• Written exercise: The exercise asks you to copy every line below in which "only" appears.

------------------------------

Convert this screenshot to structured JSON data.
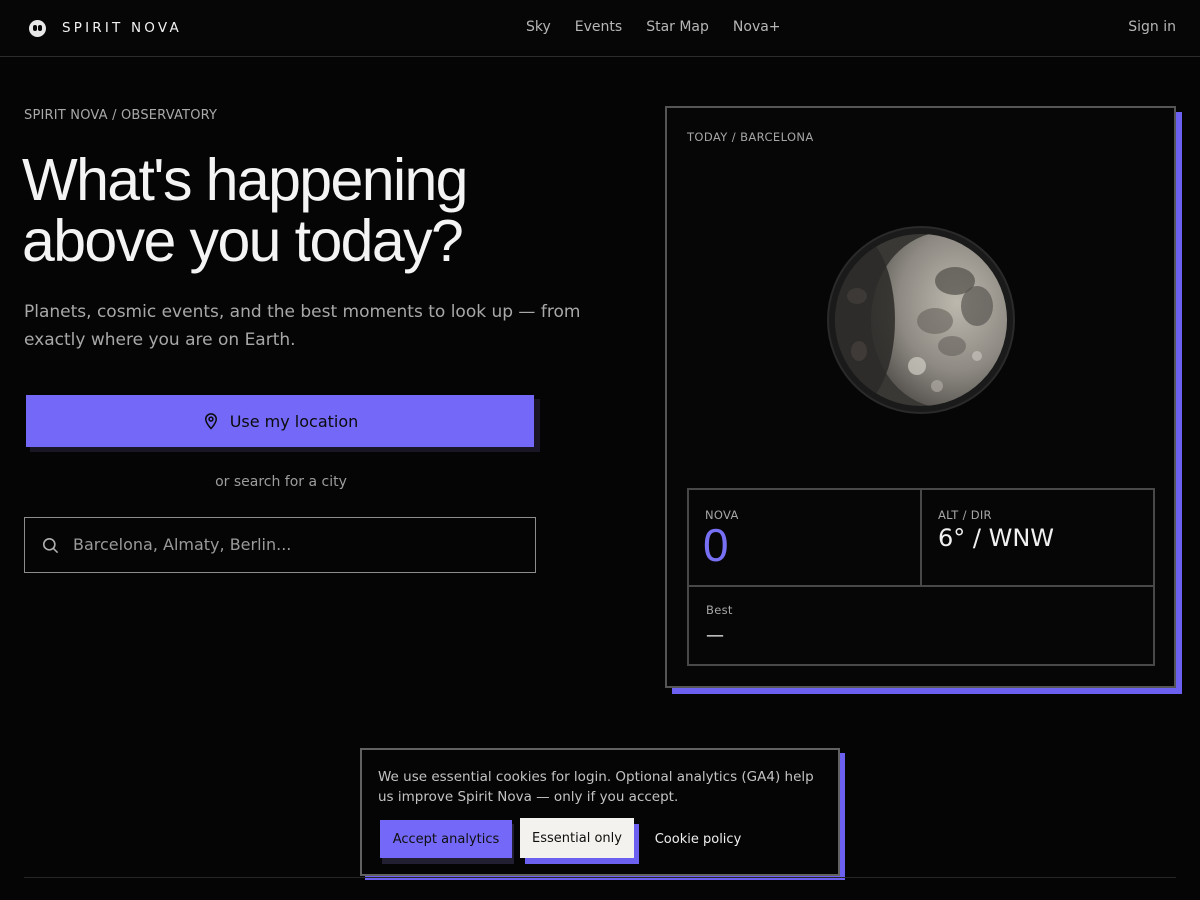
{
  "header": {
    "brand": "SPIRIT NOVA",
    "brand_icon": "alien-face-icon",
    "nav": [
      {
        "label": "Sky"
      },
      {
        "label": "Events"
      },
      {
        "label": "Star Map"
      },
      {
        "label": "Nova+"
      }
    ],
    "signin": "Sign in"
  },
  "hero": {
    "breadcrumb": "SPIRIT NOVA / OBSERVATORY",
    "title_line1": "What's happening",
    "title_line2": "above you today?",
    "subtitle": "Planets, cosmic events, and the best moments to look up — from exactly where you are on Earth.",
    "cta_label": "Use my location",
    "cta_icon": "map-pin-icon",
    "or_search": "or search for a city",
    "search_placeholder": "Barcelona, Almaty, Berlin...",
    "search_icon": "search-icon"
  },
  "moon_card": {
    "label": "TODAY / BARCELONA",
    "stats": {
      "nova_label": "NOVA",
      "nova_value": "0",
      "alt_label": "ALT / DIR",
      "alt_value": "6° / WNW",
      "best_label": "Best",
      "best_value": "—"
    }
  },
  "cookie": {
    "text": "We use essential cookies for login. Optional analytics (GA4) help us improve Spirit Nova — only if you accept.",
    "accept": "Accept analytics",
    "essential": "Essential only",
    "policy": "Cookie policy"
  },
  "colors": {
    "accent": "#7368f7",
    "background": "#050505",
    "text": "#f4f4f4",
    "muted": "#a8a8a8"
  }
}
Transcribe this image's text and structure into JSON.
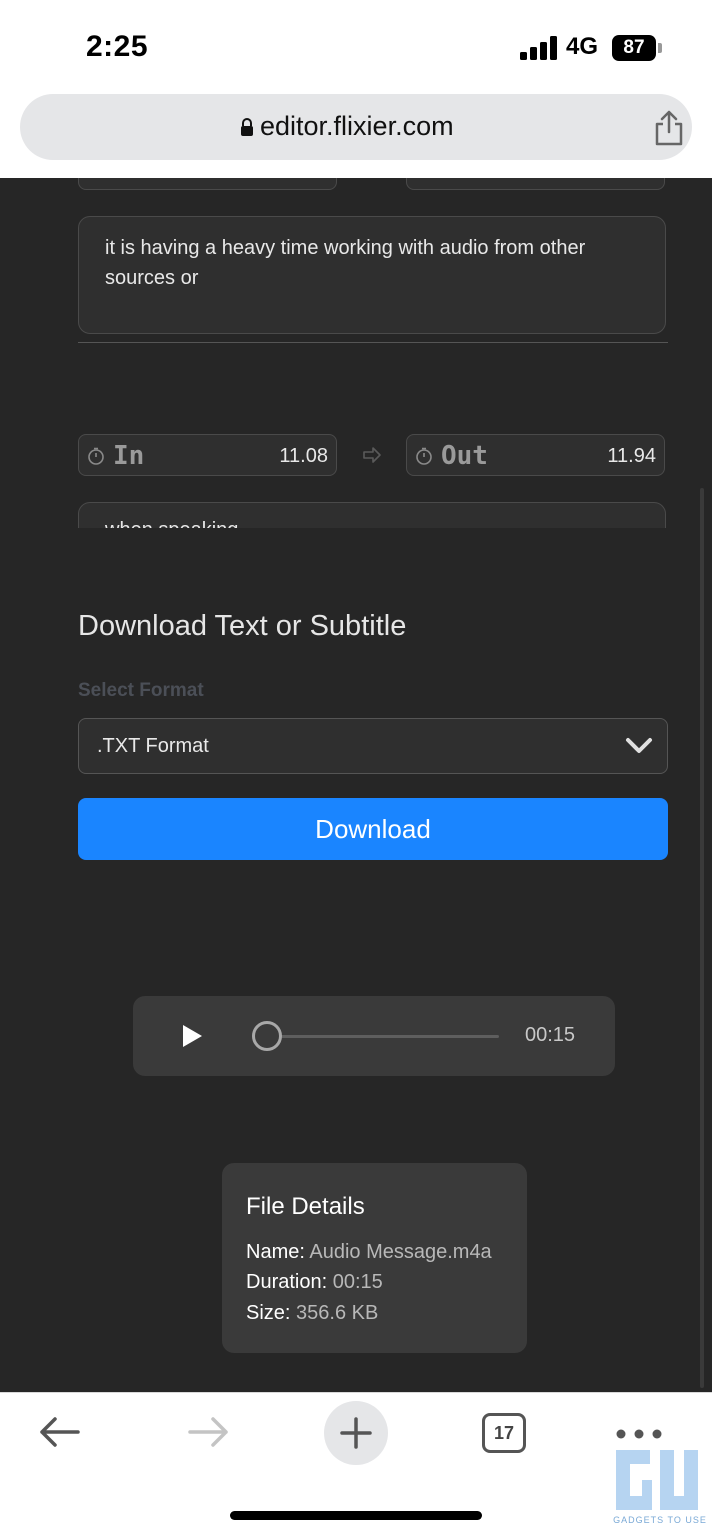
{
  "status_bar": {
    "time": "2:25",
    "network": "4G",
    "battery": "87"
  },
  "browser": {
    "url": "editor.flixier.com",
    "tab_count": "17"
  },
  "transcript": {
    "segments": [
      {
        "text": "it is having a heavy time working with audio from other sources or"
      },
      {
        "in_label": "In",
        "in_value": "11.08",
        "out_label": "Out",
        "out_value": "11.94",
        "text": "when speaking"
      }
    ]
  },
  "download": {
    "title": "Download Text or Subtitle",
    "select_label": "Select Format",
    "selected_format": ".TXT Format",
    "button_label": "Download"
  },
  "player": {
    "time": "00:15",
    "progress": 0
  },
  "file_details": {
    "title": "File Details",
    "name_label": "Name:",
    "name_value": "Audio Message.m4a",
    "duration_label": "Duration:",
    "duration_value": "00:15",
    "size_label": "Size:",
    "size_value": "356.6 KB"
  },
  "watermark": {
    "text": "GADGETS TO USE"
  }
}
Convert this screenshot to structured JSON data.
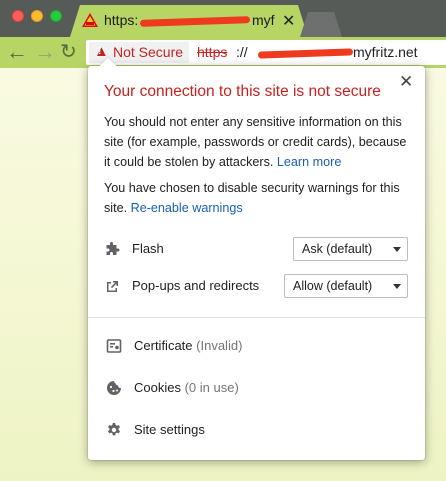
{
  "tab": {
    "title": "https:",
    "title_tail": "myf",
    "close_glyph": "✕"
  },
  "toolbar": {
    "back_glyph": "←",
    "forward_glyph": "→",
    "reload_glyph": "↻"
  },
  "omnibox": {
    "security_label": "Not Secure",
    "url_scheme": "https",
    "url_visible_tail": "myfritz.net"
  },
  "popup": {
    "heading": "Your connection to this site is not secure",
    "paragraph1": "You should not enter any sensitive information on this site (for example, passwords or credit cards), because it could be stolen by attackers.",
    "paragraph1_link": "Learn more",
    "paragraph2": "You have chosen to disable security warnings for this site.",
    "paragraph2_link": "Re-enable warnings",
    "close_glyph": "✕",
    "permissions": [
      {
        "label": "Flash",
        "value": "Ask (default)",
        "icon": "puzzle-icon"
      },
      {
        "label": "Pop-ups and redirects",
        "value": "Allow (default)",
        "icon": "open-in-new-icon"
      }
    ],
    "menu": [
      {
        "label": "Certificate",
        "sub": "(Invalid)",
        "icon": "certificate-icon"
      },
      {
        "label": "Cookies",
        "sub": "(0 in use)",
        "icon": "cookie-icon"
      },
      {
        "label": "Site settings",
        "sub": "",
        "icon": "gear-icon"
      }
    ]
  },
  "colors": {
    "tab_bar": "#575b58",
    "theme_green": "#b7d565",
    "danger_red": "#c5221f",
    "link_blue": "#1a5fb4"
  }
}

------------------------------

• Solution to the exercise:
    "text": "We use essential cookies for login. Optional analytics (GA4) help us improve Spirit Nova — only if you accept.",
    "essential": "Essential only",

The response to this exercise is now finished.